WRITTEN PROBLEM:
Report how many lines include the word "дату", and nothing besides that number.

MATERIAL SUPPLIED:
◆ ◆ ◆ ◆ ◆ ◆ ◆

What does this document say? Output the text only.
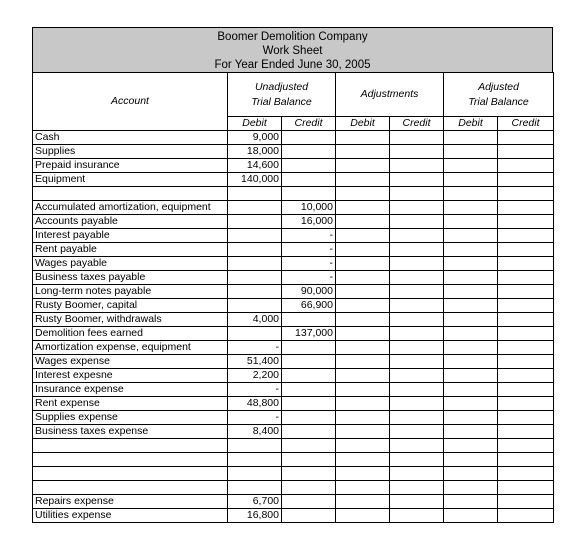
Boomer Demolition Company
Work Sheet
For Year Ended June 30, 2005
Account	Unadjusted
Trial Balance		Adjustments		Adjusted
Trial Balance	

	Debit	Credit	Debit	Credit	Debit	Credit
Cash	9,000					
Supplies	18,000					
Prepaid insurance	14,600					
Equipment	140,000					

Accumulated amortization, equipment		10,000				
Accounts payable		16,000				
Interest payable		-				
Rent payable		-				
Wages payable		-				
Business taxes payable		-				
Long-term notes payable		90,000				
Rusty Boomer, capital		66,900				
Rusty Boomer, withdrawals	4,000					
Demolition fees earned		137,000				
Amortization expense, equipment	-					
Wages expense	51,400					
Interest expesne	2,200					
Insurance expense	-					
Rent expense	48,800					
Supplies expense	-					
Business taxes expense	8,400					

Repairs expense	6,700					
Utilities expense	16,800					
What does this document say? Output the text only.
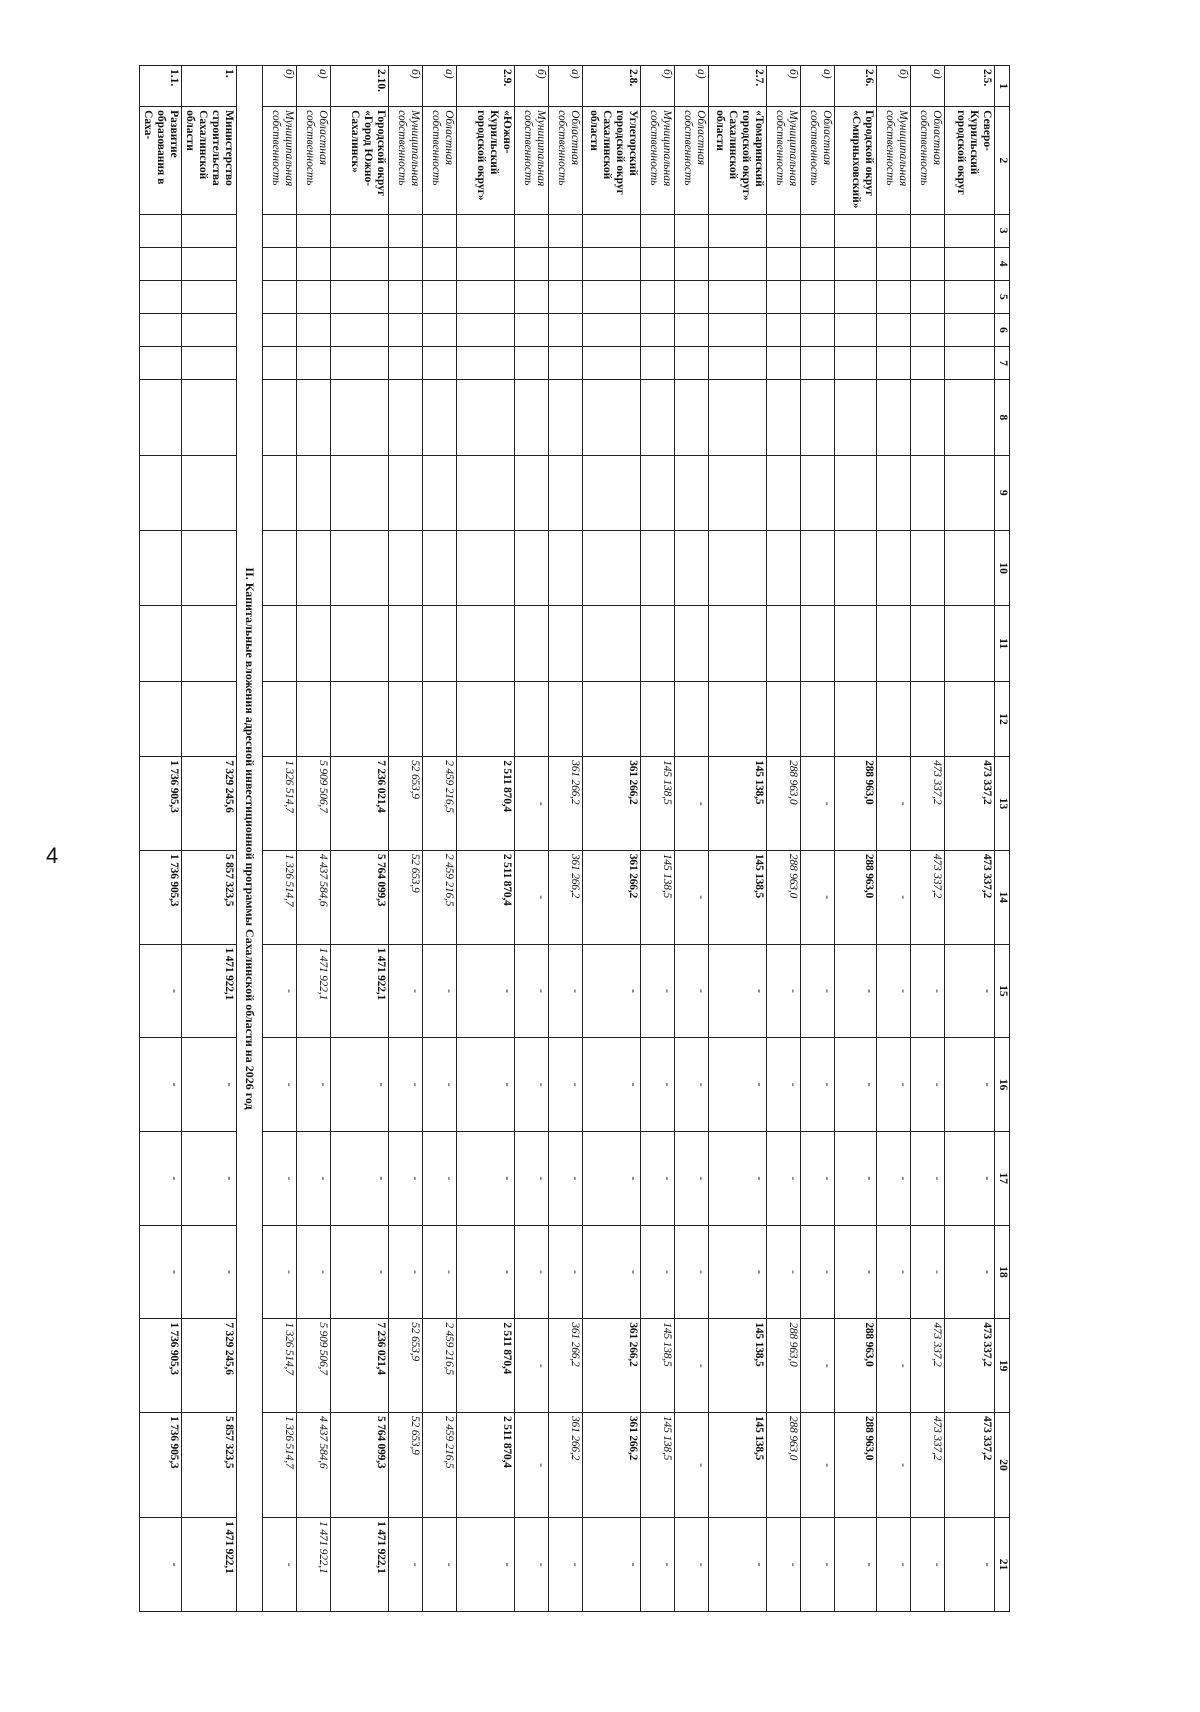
4
1	2	3	4	5	6	7	8	9	10	11	12	13	14	15	16	17	18	19	20	21
2.5.	Северо-Курильский городской округ											473 337,2	473 337,2	-	-	-	-	473 337,2	473 337,2	-
а)	Областная собственность											473 337,2	473 337,2	-	-	-	-	473 337,2	473 337,2	-
б)	Муниципальная собственность											-	-	-	-	-	-	-	-	-
2.6.	Городской округ «Смирныховский»											288 963,0	288 963,0	-	-	-	-	288 963,0	288 963,0	-
а)	Областная собственность											-	-	-	-	-	-	-	-	-
б)	Муниципальная собственность											288 963,0	288 963,0	-	-	-	-	288 963,0	288 963,0	-
2.7.	«Томаринский городской округ» Сахалинской области											145 138,5	145 138,5	-	-	-	-	145 138,5	145 138,5	-
а)	Областная собственность											-	-	-	-	-	-	-	-	-
б)	Муниципальная собственность											145 138,5	145 138,5	-	-	-	-	145 138,5	145 138,5	-
2.8.	Углегорский городской округ Сахалинской области											361 266,2	361 266,2	-	-	-	-	361 266,2	361 266,2	-
а)	Областная собственность											361 266,2	361 266,2	-	-	-	-	361 266,2	361 266,2	-
б)	Муниципальная собственность											-	-	-	-	-	-	-	-	-
2.9.	«Южно-Курильский городской округ»											2 511 870,4	2 511 870,4	-	-	-	-	2 511 870,4	2 511 870,4	-
а)	Областная собственность											2 459 216,5	2 459 216,5	-	-	-	-	2 459 216,5	2 459 216,5	-
б)	Муниципальная собственность											52 653,9	52 653,9	-	-	-	-	52 653,9	52 653,9	-
2.10.	Городской округ «Город Южно-Сахалинск»											7 236 021,4	5 764 099,3	1 471 922,1	-	-	-	7 236 021,4	5 764 099,3	1 471 922,1
а)	Областная собственность											5 909 506,7	4 437 584,6	1 471 922,1	-	-	-	5 909 506,7	4 437 584,6	1 471 922,1
б)	Муниципальная собственность											1 326 514,7	1 326 514,7	-	-	-	-	1 326 514,7	1 326 514,7	-
II. Капитальные вложения адресной инвестиционной программы Сахалинской области на 2026 год																				
1.	Министерство строительства Сахалинской области											7 329 245,6	5 857 323,5	1 471 922,1	-	-	-	7 329 245,6	5 857 323,5	1 471 922,1
1.1.	Развитие образования в Саха-											1 736 905,3	1 736 905,3	-	-	-	-	1 736 905,3	1 736 905,3	-
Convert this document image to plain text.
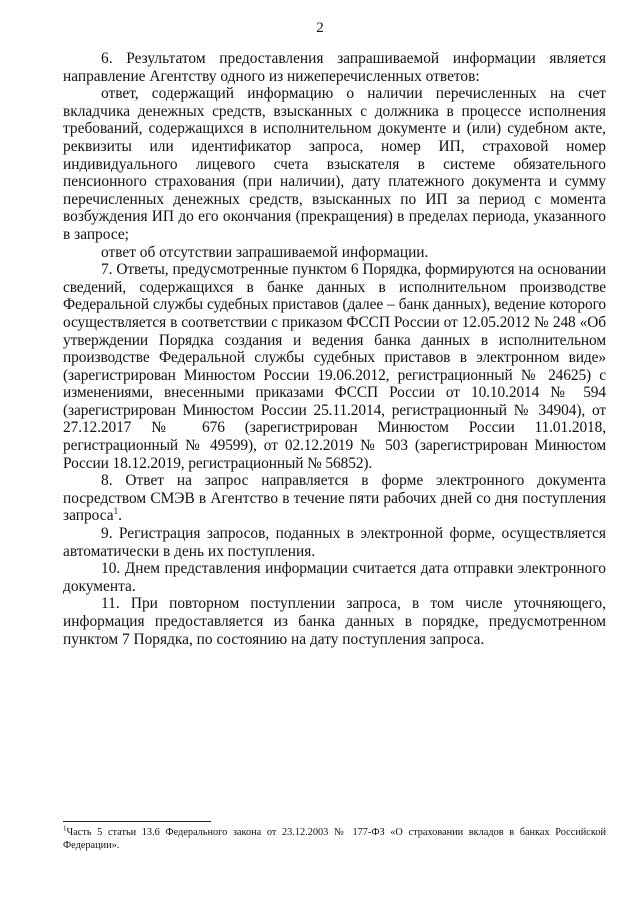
2

6. Результатом предоставления запрашиваемой информации является направление Агентству одного из нижеперечисленных ответов:

ответ, содержащий информацию о наличии перечисленных на счет вкладчика денежных средств, взысканных с должника в процессе исполнения требований, содержащихся в исполнительном документе и (или) судебном акте, реквизиты или идентификатор запроса, номер ИП, страховой номер индивидуального лицевого счета взыскателя в системе обязательного пенсионного страхования (при наличии), дату платежного документа и сумму перечисленных денежных средств, взысканных по ИП за период с момента возбуждения ИП до его окончания (прекращения) в пределах периода, указанного в запросе;

ответ об отсутствии запрашиваемой информации.

7. Ответы, предусмотренные пунктом 6 Порядка, формируются на основании сведений, содержащихся в банке данных в исполнительном производстве Федеральной службы судебных приставов (далее – банк данных), ведение которого осуществляется в соответствии с приказом ФССП России от 12.05.2012 № 248 «Об утверждении Порядка создания и ведения банка данных в исполнительном производстве Федеральной службы судебных приставов в электронном виде» (зарегистрирован Минюстом России 19.06.2012, регистрационный № 24625) с изменениями, внесенными приказами ФССП России от 10.10.2014 № 594 (зарегистрирован Минюстом России 25.11.2014, регистрационный № 34904), от 27.12.2017 № 676 (зарегистрирован Минюстом России 11.01.2018, регистрационный № 49599), от 02.12.2019 № 503 (зарегистрирован Минюстом России 18.12.2019, регистрационный № 56852).

8. Ответ на запрос направляется в форме электронного документа посредством СМЭВ в Агентство в течение пяти рабочих дней со дня поступления запроса$^1$.

9. Регистрация запросов, поданных в электронной форме, осуществляется автоматически в день их поступления.

10. Днем представления информации считается дата отправки электронного документа.

11. При повторном поступлении запроса, в том числе уточняющего, информация предоставляется из банка данных в порядке, предусмотренном пунктом 7 Порядка, по состоянию на дату поступления запроса.

$^1$Часть 5 статьи 13.6 Федерального закона от 23.12.2003 № 177-ФЗ «О страховании вкладов в банках Российской Федерации».
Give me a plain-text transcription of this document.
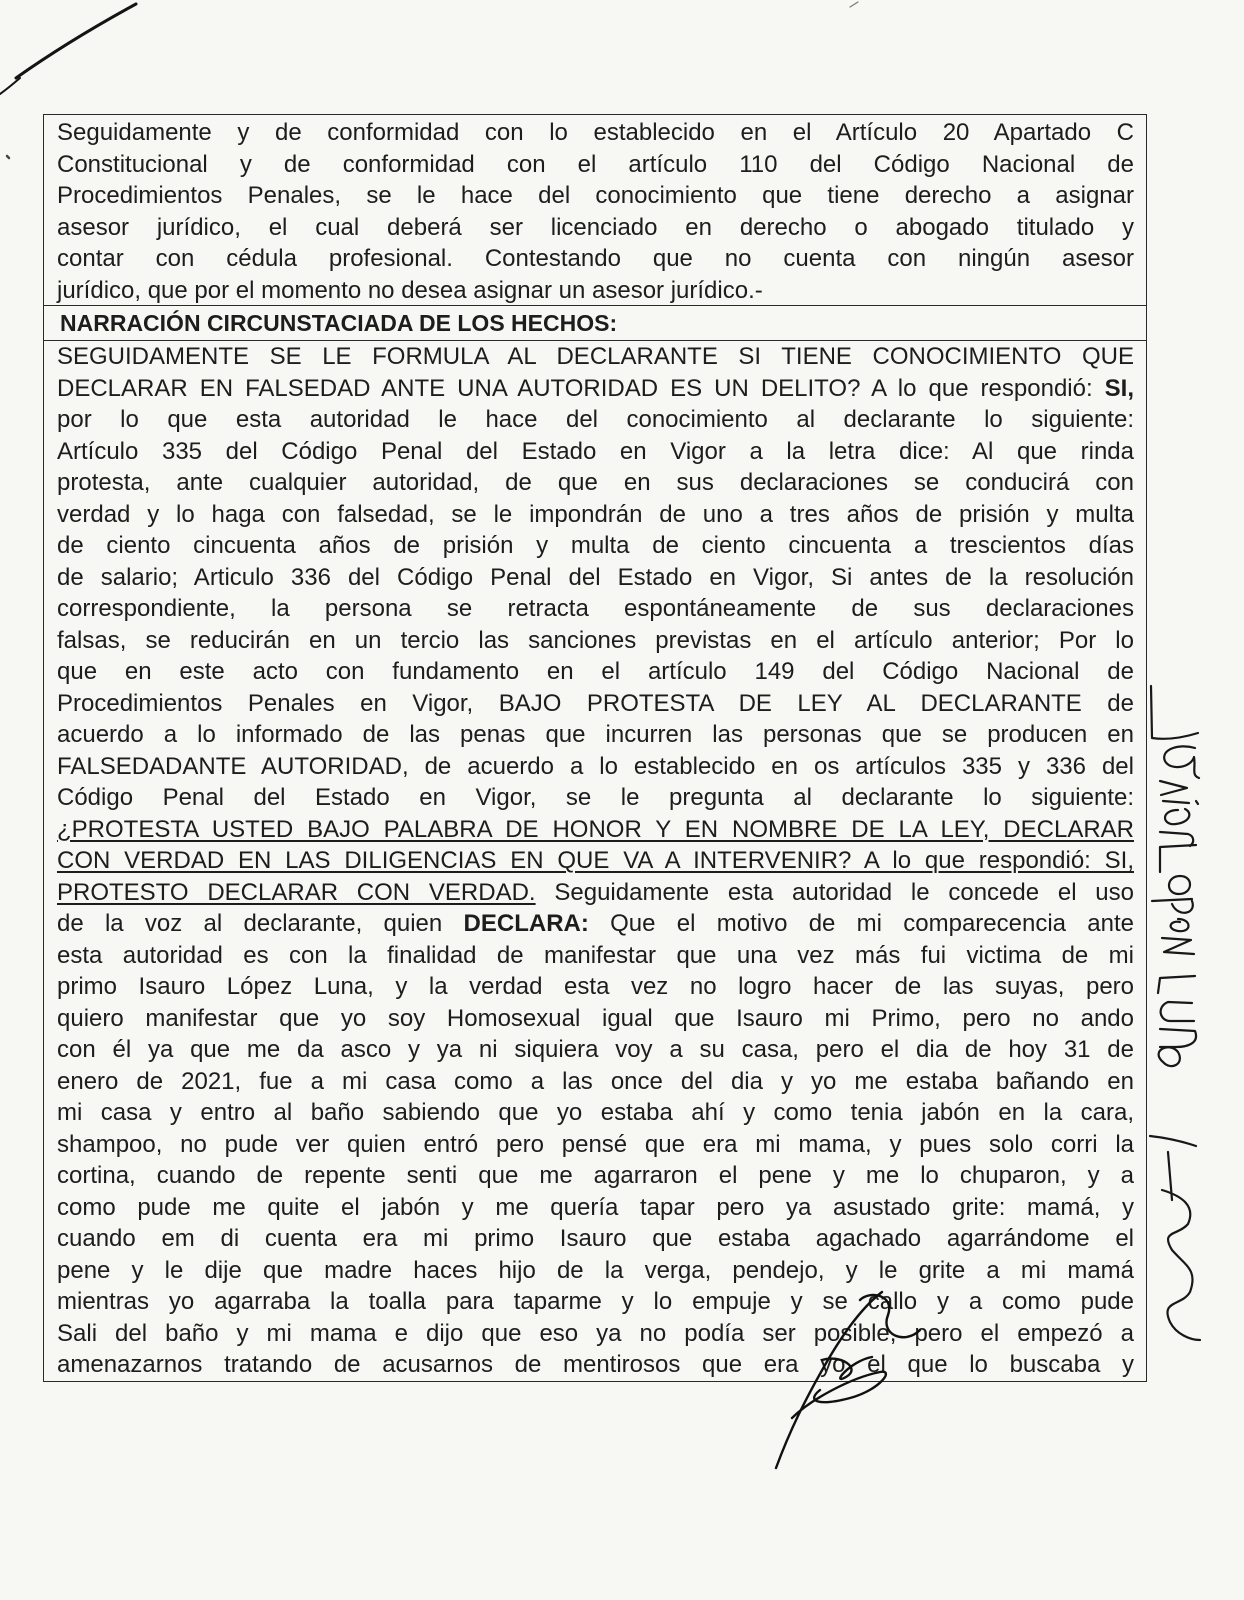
Seguidamente y de conformidad con lo establecido en el Artículo 20 Apartado C
Constitucional y de conformidad con el artículo 110 del Código Nacional de
Procedimientos Penales, se le hace del conocimiento que tiene derecho a asignar
asesor jurídico, el cual deberá ser licenciado en derecho o abogado titulado y
contar con cédula profesional. Contestando que no cuenta con ningún asesor
jurídico, que por el momento no desea asignar un asesor jurídico.-
NARRACIÓN CIRCUNSTACIADA DE LOS HECHOS:
SEGUIDAMENTE SE LE FORMULA AL DECLARANTE SI TIENE CONOCIMIENTO QUE
DECLARAR EN FALSEDAD ANTE UNA AUTORIDAD ES UN DELITO? A lo que respondió: SI,
por lo que esta autoridad le hace del conocimiento al declarante lo siguiente:
Artículo 335 del Código Penal del Estado en Vigor a la letra dice: Al que rinda
protesta, ante cualquier autoridad, de que en sus declaraciones se conducirá con
verdad y lo haga con falsedad, se le impondrán de uno a tres años de prisión y multa
de ciento cincuenta años de prisión y multa de ciento cincuenta a trescientos días
de salario; Articulo 336 del Código Penal del Estado en Vigor, Si antes de la resolución
correspondiente, la persona se retracta espontáneamente de sus declaraciones
falsas, se reducirán en un tercio las sanciones previstas en el artículo anterior; Por lo
que en este acto con fundamento en el artículo 149 del Código Nacional de
Procedimientos Penales en Vigor, BAJO PROTESTA DE LEY AL DECLARANTE de
acuerdo a lo informado de las penas que incurren las personas que se producen en
FALSEDADANTE AUTORIDAD, de acuerdo a lo establecido en os artículos 335 y 336 del
Código Penal del Estado en Vigor, se le pregunta al declarante lo siguiente:
¿PROTESTA USTED BAJO PALABRA DE HONOR Y EN NOMBRE DE LA LEY, DECLARAR
CON VERDAD EN LAS DILIGENCIAS EN QUE VA A INTERVENIR? A lo que respondió: SI,
PROTESTO DECLARAR CON VERDAD. Seguidamente esta autoridad le concede el uso
de la voz al declarante, quien DECLARA: Que el motivo de mi comparecencia ante
esta autoridad es con la finalidad de manifestar que una vez más fui victima de mi
primo Isauro López Luna, y la verdad esta vez no logro hacer de las suyas, pero
quiero manifestar que yo soy Homosexual igual que Isauro mi Primo, pero no ando
con él ya que me da asco y ya ni siquiera voy a su casa, pero el dia de hoy 31 de
enero de 2021, fue a mi casa como a las once del dia y yo me estaba bañando en
mi casa y entro al baño sabiendo que yo estaba ahí y como tenia jabón en la cara,
shampoo, no pude ver quien entró pero pensé que era mi mama, y pues solo corri la
cortina, cuando de repente senti que me agarraron el pene y me lo chuparon, y a
como pude me quite el jabón y me quería tapar pero ya asustado grite: mamá, y
cuando em di cuenta era mi primo Isauro que estaba agachado agarrándome el
pene y le dije que madre haces hijo de la verga, pendejo, y le grite a mi mamá
mientras yo agarraba la toalla para taparme y lo empuje y se callo y a como pude
Sali del baño y mi mama e dijo que eso ya no podía ser posible, pero el empezó a
amenazarnos tratando de acusarnos de mentirosos que era yo el que lo buscaba y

◆ ◆ ◆ ◆ ◆ ◆ ◆

FINAL RESULT:
2